Stated exercise: Gather each line of the entries below that includes "true".

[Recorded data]
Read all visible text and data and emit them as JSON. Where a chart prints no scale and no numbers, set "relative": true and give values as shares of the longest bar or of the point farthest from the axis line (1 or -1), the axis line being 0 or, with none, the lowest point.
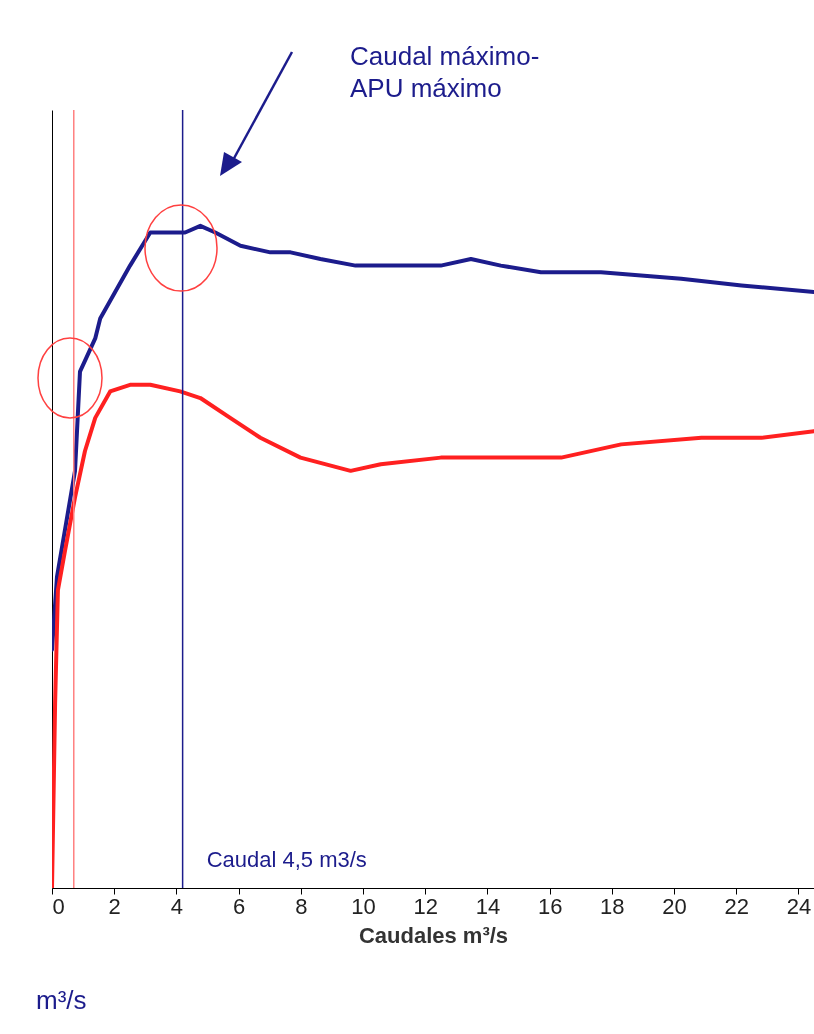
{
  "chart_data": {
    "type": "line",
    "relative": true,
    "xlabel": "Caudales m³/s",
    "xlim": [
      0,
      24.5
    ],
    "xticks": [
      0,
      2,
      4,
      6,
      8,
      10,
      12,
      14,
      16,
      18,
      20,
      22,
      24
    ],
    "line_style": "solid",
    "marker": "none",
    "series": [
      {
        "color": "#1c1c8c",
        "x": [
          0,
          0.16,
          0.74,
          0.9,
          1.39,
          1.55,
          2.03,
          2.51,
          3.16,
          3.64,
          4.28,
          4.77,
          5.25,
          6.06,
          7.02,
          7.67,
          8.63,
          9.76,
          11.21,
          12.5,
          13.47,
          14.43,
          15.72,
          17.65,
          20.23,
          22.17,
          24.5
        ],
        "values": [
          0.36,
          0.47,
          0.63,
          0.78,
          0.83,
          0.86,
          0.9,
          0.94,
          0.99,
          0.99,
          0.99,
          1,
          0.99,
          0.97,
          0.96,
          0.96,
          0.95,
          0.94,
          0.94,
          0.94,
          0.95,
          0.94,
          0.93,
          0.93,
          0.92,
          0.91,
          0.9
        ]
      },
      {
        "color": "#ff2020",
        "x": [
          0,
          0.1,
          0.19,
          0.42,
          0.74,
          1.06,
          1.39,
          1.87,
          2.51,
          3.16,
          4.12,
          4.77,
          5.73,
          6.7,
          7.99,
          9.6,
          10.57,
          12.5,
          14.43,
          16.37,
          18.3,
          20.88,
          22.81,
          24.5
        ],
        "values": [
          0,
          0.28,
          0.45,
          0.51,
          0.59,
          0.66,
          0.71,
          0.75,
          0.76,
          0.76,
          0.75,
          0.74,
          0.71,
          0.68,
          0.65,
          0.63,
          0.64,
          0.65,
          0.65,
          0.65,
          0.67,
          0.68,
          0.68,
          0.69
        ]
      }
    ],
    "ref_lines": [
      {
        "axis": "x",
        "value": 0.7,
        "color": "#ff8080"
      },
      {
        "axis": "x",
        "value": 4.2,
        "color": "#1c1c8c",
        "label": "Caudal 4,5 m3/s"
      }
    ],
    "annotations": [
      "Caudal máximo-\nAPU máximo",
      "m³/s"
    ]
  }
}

--

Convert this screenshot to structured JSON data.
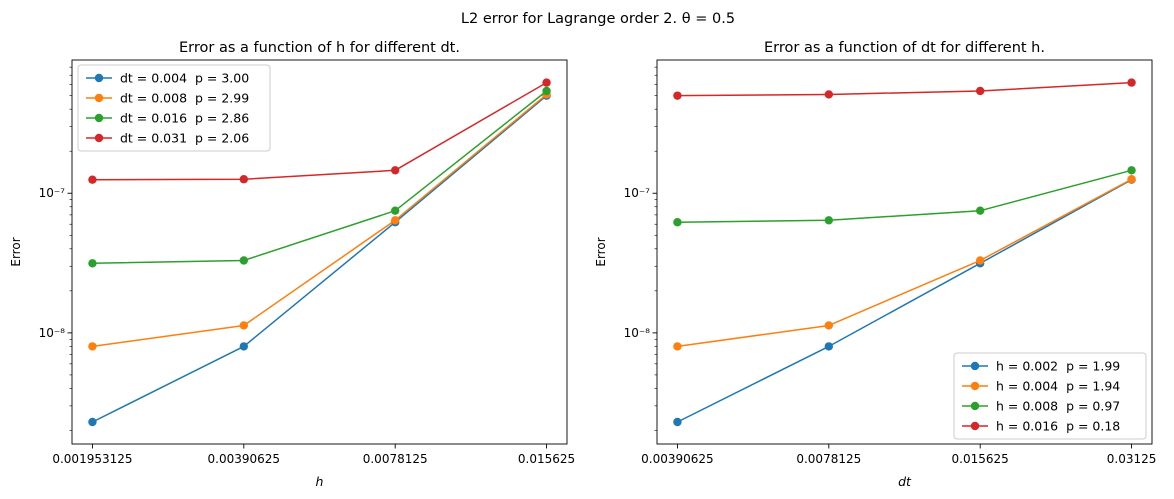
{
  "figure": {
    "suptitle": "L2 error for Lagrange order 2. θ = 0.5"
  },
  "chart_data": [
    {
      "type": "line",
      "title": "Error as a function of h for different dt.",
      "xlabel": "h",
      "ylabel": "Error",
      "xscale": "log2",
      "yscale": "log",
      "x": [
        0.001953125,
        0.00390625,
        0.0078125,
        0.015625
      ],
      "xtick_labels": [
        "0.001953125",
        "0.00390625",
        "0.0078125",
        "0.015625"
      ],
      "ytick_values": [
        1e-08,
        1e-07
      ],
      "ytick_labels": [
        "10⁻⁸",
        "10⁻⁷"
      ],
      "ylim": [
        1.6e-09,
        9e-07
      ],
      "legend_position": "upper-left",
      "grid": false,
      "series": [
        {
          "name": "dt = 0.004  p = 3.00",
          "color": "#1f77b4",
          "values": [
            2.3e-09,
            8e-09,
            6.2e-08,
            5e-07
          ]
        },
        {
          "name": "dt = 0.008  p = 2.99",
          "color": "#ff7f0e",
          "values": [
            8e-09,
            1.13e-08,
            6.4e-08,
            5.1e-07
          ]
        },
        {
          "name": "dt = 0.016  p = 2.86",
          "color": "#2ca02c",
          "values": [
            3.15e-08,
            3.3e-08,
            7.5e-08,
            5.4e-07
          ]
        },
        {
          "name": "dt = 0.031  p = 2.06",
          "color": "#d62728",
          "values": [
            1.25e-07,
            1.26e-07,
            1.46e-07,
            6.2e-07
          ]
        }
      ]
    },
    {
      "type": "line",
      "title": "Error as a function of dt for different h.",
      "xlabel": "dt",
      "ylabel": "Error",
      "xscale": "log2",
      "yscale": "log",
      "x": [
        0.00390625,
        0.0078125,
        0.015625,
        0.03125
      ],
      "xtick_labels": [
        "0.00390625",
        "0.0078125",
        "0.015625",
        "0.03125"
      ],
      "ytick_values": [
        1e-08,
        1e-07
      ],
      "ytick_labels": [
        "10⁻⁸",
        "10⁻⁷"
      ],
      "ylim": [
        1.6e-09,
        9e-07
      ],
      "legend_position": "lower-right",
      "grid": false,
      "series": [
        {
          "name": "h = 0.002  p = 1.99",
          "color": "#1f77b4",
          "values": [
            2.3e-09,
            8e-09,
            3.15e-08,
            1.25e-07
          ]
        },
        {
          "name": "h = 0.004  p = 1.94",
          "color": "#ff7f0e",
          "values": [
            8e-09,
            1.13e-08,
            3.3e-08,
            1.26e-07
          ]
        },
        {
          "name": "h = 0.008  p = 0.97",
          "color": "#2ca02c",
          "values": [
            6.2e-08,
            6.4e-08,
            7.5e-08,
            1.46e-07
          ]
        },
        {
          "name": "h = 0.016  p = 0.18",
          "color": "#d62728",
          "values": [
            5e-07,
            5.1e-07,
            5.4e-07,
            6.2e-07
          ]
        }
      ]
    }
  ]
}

Output:
Read all visible text and data and emit them as JSON. Where a chart prints no scale and no numbers, set "relative": true and give values as shares of the longest bar or of the point farthest from the axis line (1 or -1), the axis line being 0 or, with none, the lowest point.
    "relative": true,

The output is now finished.